**Lesetext**
----------

Kassel, 07. November 2008
Nicht verschreibungspflichtige Medikamente müssen auch weiterhin nur in Ausnahmefällen von der Krankenkasse übernommen werden. Das hat das Bundessozialgericht gestern beschlossen.
Der Senat hatte den Ausschluss dieser Medikamente aus der Leistungspflicht der gesetzlichen Krankenkassen zum 1. Januar 2004 für rechtens erklärt. Er verstoße weder gegen das Grundgesetz noch gegen europäisches Recht.
Geklagt hatte ein 74-jähriger Mann aus dem Raum Hannover, der unter chronischer Bronchitis leidet und für seine Medikamente selbst aufkommen muss. Das Gericht hält es jedoch für zumutbar, dass Patienten ihre rezeptfreien Medikamente mit einem Durchschnittspreis von elf Euro selbst bezahlen. Jugendliche mit Entwicklungsstörungen und Kinder sind von der Regelung ausgenommen. Außerdem werden nicht verschreibungspflichtige Arzneimittel, die bei der Behandlung schwerwiegender Erkrankungen als Therapiestandard gelten, auch von den Krankenkassen übernommen.
Mit dem GKV-Modernisierungsgesetz von 2004 sind erhebliche Einsparungen verbunden. Mit einer Kostensenkung von 1,4 Milliarden Euro in 2004 fielen diese sogar höher aus als vom Gesetzgeber erwartet.

----------

(Daten zur Seitensegmentierung)
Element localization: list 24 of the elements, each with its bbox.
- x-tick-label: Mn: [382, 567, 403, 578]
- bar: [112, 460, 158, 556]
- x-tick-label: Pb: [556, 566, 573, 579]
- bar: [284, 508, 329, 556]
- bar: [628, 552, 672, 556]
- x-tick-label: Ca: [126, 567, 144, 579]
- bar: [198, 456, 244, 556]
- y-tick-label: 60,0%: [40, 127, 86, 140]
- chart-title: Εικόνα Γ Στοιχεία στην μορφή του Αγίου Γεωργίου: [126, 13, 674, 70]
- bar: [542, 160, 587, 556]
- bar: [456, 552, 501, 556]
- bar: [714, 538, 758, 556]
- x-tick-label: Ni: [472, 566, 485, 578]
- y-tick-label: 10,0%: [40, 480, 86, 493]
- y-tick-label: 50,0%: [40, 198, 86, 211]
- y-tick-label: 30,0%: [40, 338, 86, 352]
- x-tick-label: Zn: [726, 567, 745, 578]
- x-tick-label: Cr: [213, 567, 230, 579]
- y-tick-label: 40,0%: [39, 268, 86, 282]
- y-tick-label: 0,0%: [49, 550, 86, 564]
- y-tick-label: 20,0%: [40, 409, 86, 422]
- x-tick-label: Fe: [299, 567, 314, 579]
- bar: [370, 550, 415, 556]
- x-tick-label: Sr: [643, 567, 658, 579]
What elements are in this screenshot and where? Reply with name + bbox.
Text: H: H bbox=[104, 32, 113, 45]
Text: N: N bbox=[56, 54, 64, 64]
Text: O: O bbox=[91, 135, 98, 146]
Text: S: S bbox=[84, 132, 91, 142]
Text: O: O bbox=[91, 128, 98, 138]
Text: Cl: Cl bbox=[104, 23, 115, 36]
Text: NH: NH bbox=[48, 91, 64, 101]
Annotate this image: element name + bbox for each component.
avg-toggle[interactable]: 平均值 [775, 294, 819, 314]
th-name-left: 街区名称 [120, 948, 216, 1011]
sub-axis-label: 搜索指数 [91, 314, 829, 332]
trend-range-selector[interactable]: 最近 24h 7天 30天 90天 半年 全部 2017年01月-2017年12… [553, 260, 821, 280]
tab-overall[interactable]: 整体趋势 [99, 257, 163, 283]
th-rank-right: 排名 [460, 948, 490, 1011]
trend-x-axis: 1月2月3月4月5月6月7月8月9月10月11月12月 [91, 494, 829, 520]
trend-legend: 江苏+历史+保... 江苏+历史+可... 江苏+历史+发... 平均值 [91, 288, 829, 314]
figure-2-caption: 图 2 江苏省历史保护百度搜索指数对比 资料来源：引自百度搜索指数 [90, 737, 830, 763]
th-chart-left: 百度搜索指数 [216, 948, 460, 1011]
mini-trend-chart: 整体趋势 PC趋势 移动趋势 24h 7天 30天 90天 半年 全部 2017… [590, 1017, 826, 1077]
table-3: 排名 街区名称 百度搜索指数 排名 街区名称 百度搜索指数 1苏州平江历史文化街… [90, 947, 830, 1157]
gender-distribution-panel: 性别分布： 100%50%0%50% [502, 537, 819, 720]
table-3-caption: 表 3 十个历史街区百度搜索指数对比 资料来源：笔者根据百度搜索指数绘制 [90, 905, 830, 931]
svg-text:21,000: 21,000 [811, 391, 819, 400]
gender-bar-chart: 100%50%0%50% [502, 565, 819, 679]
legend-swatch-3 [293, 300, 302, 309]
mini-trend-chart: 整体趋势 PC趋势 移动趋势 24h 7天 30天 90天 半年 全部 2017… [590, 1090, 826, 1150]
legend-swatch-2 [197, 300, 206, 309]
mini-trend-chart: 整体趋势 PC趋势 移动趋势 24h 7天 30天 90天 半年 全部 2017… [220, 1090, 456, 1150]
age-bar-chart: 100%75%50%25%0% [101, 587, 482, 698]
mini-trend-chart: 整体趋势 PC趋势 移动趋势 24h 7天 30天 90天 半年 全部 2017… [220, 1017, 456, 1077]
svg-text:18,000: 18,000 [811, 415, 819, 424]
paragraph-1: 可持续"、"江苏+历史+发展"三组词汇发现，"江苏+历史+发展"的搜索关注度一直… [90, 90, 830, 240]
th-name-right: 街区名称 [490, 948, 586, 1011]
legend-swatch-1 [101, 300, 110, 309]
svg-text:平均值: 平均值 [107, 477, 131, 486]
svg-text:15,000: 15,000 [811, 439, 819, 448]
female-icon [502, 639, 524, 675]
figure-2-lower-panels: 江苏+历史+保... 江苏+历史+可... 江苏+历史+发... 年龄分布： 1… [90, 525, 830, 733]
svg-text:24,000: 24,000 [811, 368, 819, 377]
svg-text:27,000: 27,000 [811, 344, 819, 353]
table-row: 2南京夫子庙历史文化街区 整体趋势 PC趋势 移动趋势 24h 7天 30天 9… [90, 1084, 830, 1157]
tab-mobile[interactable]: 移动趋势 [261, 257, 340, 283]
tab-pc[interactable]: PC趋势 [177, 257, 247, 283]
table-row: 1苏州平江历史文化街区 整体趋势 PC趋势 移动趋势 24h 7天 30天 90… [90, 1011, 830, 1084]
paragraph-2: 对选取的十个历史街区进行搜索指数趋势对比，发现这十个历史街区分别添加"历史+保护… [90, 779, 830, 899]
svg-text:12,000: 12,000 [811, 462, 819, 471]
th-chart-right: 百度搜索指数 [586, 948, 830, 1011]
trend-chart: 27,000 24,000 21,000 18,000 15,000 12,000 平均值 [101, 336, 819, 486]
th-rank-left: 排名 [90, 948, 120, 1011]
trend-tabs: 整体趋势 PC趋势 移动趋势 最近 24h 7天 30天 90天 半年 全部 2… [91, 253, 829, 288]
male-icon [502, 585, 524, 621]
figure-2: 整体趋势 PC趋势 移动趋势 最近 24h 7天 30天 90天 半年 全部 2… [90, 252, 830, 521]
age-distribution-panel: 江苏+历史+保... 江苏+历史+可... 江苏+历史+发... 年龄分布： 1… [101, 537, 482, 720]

----------

**Aufgaben**
**A)** Wie alt ist der Mann, der laut dem Lesetext geklagt hatte?
**B)** Stimmen die folgenden Aussagen mit dem Lesetext überein? Antworte jeweils mit Ja oder Nein und zitiere die entscheidenden Worte.
(i) Das Gericht sah im Ausschluss der Medikamente einen Verstoß gegen europäisches Recht.
(ii) Kinder sind von der Regelung ausgenommen.
(iii) Die Einsparungen im Jahr 2004 waren geringer als vom Gesetzgeber erwartet.
**C)** Übersetze diesen Satz aus dem Lesetext ins Englische: „Das Gericht hält es jedoch für zumutbar, dass Patienten ihre rezeptfreien Medikamente mit einem Durchschnittspreis von elf Euro selbst bezahlen.“

**Lösungen**
**A)** Er ist 74 Jahre alt.

**B)**
(i) Nein: „Er verstoße weder gegen das Grundgesetz noch gegen europäisches Recht.“
(ii) Ja: „Jugendliche mit Entwicklungsstörungen und Kinder sind von der Regelung ausgenommen.“
(iii) Nein: „fielen diese sogar höher aus als vom Gesetzgeber erwartet“

**C)** However, the court considers it reasonable for patients to pay for their nonprescription medications themselves, at an average price of eleven euros.